*TO BE DONE*. What follows is a set of entries. Give them again exactly, without the pictures.

*RECORDS TO PROCESS*.
++++++

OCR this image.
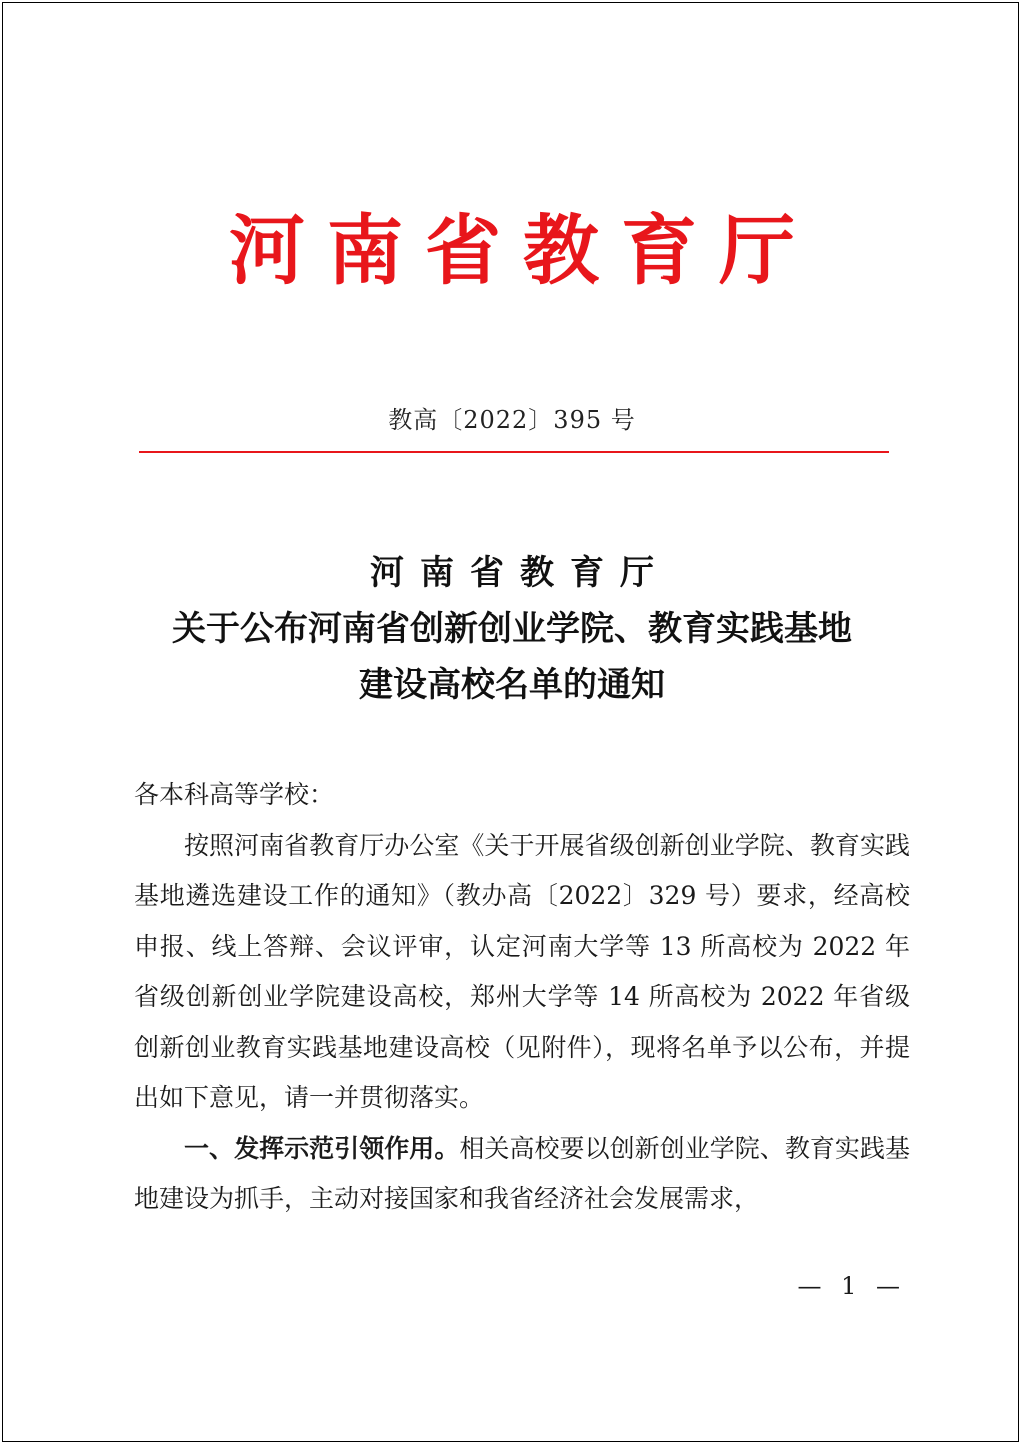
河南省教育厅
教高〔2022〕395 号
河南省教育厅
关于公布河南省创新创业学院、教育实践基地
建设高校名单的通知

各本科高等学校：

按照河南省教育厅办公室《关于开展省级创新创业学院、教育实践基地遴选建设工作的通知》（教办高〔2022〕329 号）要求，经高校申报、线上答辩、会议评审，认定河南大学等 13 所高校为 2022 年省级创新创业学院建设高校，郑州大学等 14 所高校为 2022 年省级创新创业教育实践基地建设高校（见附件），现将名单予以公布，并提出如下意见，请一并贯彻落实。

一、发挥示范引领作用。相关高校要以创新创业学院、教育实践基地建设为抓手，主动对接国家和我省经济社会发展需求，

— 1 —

++++++

*COMPLETE RESPONSE*.
OCR this image.
河南省教育厅
教高〔2022〕395 号
河南省教育厅
关于公布河南省创新创业学院、教育实践基地
建设高校名单的通知

各本科高等学校：

按照河南省教育厅办公室《关于开展省级创新创业学院、教育实践基地遴选建设工作的通知》（教办高〔2022〕329 号）要求，经高校申报、线上答辩、会议评审，认定河南大学等 13 所高校为 2022 年省级创新创业学院建设高校，郑州大学等 14 所高校为 2022 年省级创新创业教育实践基地建设高校（见附件），现将名单予以公布，并提出如下意见，请一并贯彻落实。

一、发挥示范引领作用。相关高校要以创新创业学院、教育实践基地建设为抓手，主动对接国家和我省经济社会发展需求，

— 1 —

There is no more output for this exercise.